**WHAT THE EXERCISE ASKS:**
Which lines hold the word "model"? Copy each of them from the material.

========

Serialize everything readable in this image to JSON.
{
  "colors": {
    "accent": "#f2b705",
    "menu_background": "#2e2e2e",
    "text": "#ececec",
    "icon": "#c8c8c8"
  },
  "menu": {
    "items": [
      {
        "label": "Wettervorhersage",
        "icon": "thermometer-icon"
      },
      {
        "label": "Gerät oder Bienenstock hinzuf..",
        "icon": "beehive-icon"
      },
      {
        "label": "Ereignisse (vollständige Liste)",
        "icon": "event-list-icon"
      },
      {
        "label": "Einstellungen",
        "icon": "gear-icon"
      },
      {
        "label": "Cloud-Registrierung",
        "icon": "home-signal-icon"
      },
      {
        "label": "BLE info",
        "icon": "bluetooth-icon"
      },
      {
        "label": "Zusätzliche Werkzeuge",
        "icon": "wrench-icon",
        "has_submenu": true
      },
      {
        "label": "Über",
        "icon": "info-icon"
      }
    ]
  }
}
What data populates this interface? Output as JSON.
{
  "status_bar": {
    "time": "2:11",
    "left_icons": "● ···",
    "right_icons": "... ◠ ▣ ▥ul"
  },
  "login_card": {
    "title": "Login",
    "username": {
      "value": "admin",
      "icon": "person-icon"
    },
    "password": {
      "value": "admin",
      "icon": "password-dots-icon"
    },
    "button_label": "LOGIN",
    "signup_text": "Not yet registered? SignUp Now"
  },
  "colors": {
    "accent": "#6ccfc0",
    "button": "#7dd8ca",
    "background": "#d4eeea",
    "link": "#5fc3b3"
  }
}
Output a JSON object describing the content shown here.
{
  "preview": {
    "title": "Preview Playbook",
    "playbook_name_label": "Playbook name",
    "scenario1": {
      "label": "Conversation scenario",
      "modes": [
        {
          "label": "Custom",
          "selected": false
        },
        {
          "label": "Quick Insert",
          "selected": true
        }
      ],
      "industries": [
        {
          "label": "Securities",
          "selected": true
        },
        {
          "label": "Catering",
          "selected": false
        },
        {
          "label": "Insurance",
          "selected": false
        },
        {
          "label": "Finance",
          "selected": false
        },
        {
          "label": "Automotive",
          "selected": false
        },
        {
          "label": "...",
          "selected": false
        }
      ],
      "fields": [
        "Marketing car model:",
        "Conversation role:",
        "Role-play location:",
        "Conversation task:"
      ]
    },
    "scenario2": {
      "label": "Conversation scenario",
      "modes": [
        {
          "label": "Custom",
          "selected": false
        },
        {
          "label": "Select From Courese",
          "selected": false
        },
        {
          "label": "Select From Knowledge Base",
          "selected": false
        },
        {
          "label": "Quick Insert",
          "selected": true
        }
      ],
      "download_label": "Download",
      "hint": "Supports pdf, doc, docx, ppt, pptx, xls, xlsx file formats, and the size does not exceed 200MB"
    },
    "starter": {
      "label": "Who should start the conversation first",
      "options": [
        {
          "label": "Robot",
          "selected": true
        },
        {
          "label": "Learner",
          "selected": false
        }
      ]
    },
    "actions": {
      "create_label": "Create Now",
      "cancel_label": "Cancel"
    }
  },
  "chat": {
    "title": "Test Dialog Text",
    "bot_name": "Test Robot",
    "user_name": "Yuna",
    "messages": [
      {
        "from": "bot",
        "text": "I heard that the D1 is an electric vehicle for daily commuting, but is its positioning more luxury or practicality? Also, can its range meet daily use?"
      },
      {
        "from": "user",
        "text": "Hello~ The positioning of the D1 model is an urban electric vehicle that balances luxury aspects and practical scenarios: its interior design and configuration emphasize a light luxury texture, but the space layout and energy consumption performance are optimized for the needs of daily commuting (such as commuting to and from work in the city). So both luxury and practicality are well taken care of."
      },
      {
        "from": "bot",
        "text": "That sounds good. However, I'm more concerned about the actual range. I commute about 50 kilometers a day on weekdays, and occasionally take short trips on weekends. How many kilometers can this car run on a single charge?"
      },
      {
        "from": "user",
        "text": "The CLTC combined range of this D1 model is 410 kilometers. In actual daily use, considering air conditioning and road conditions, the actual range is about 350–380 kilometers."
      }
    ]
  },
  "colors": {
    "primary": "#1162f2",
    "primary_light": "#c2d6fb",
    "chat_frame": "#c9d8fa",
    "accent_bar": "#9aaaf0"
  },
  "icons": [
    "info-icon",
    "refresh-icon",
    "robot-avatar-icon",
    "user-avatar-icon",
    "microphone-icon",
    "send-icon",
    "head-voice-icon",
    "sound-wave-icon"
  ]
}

========

**RESPONSE TO THIS TASK:**
        "Marketing car model:",
        "text": "Hello~ The positioning of the D1 model is an urban electric vehicle that balances luxury aspects and practical scenarios: its interior design and configuration emphasize a light luxury texture, but the space layout and energy consumption performance are optimized for the needs of daily commuting (such as commuting to and from work in the city). So both luxury and practicality are well taken care of."
        "text": "The CLTC combined range of this D1 model is 410 kilometers. In actual daily use, considering air conditioning and road conditions, the actual range is about 350–380 kilometers."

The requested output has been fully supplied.